** Begin Article **

HttpContent: Default charset for "text/*" should be ISO-8859-1

Topics: Web Api
Sep 7, 2011 at 7:28 AM


started looking into WCF Web API and it seems to offer what I need, especially things that go without mentioning in HTTP like (the somewhat misnamed) "content negotiation". Awesome!

Now to the issue: According to the HTTP Spec, the default encoding for text/* is "ISO-8859-1". I'd very much like it to be UTF-8, but it isn't.

If possible, please change it (in HttpContent.ReadAsString()) to ISO-8859-1, but only for "text/*", so that it doesn't touch things like "application/json" etc., which afaik are not specified in the HTTP Spec.

Here's the relevant excerpt:

3.7.1 Canonicalization and Text Defaults

[...] The "charset" parameter is used with some media types to define the character set (section 3.4) of the data. When no explicit charset parameter is provided by the sender, media subtypes of the "text" type are defined to have a default charset value of "ISO-8859-1" when received via HTTP. Data in character sets other than "ISO-8859-1" or its subsets MUST be labeled with an appropriate charset value. See section 3.4.1 for compatibility problems.

By the way, any news on the "release plans" front? Like, when can we expect the next version? And are we heading towards a version 1.0 any time soon or something meant to be used in production?

** End Article **

→ Set tasks:
• a. Translate this sentence from the forum thread on the default charset in HttpContent into Spanish: "See section 3.4.1 for compatibility problems."
• b. Pick up the forum thread on the default charset in HttpContent after its last sentence and continue writing it.
The data that comes next is separate material and not part of the forum thread on the default charset in HttpContent.

** Begin Supplied information **

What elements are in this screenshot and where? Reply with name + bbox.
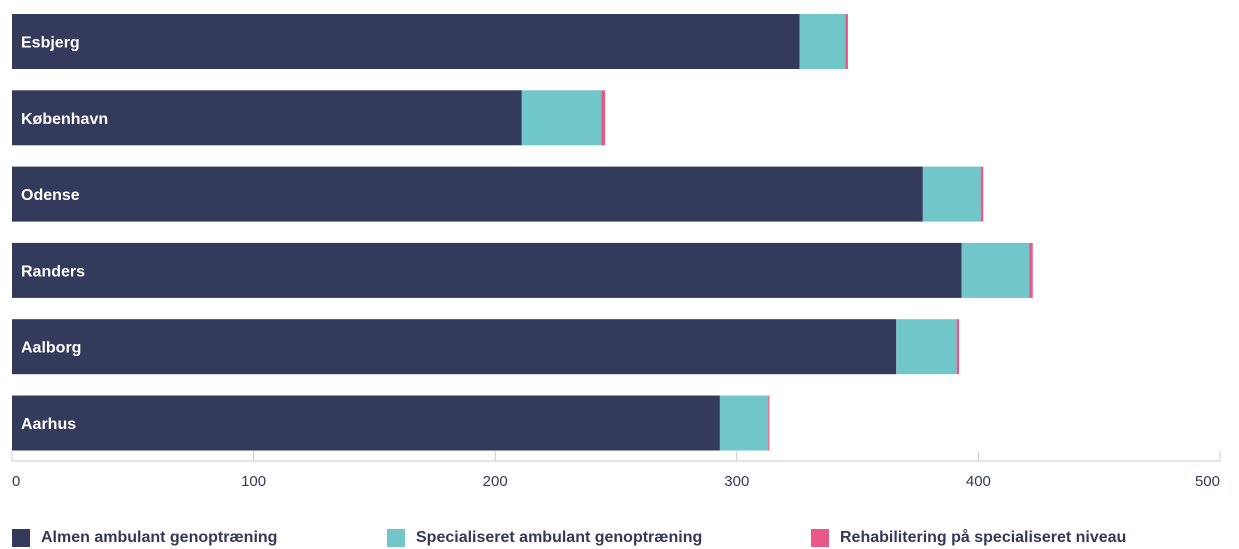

** End Supplied information **

→ Task answers:
• a. Consulte la sección 3.4.1 para ver los problemas de compatibilidad.

• b.
Sep 7, 2011 at 6:01 PM

The spec has changed -- the latest HTTP/1.1 bis draft on content negotiation [1] says

   Remove the default character encoding for text media types; the
   default now is whatever the media type definition says.
   (Section 2.3.1)


Sep 8, 2011 at 1:30 AM

Thanks, Dan. That's very interesting!

Albeit still a draft, I very much like that they do not use latin-1 as the default. Interesting though that they dare to make a breaking change, which in RFC 2616 they seemed to prevent at all costs (like introducing new http headers that more or less did the same as the HTTP/1.0 ones).

I guess then UTF-8 is a good default, although if following the spec "default now is whatever the media type definition says", but I guess this is OK for a general-purpose class like HttpContent. And it does respect explicit setting of the charset, so... Fine with me.

Sep 8, 2011 at 3:45 AM


If you are interested in the four years of debate that went into this, the summary is here


Sep 8, 2011 at 8:07 AM

Awesome, thanks for the link.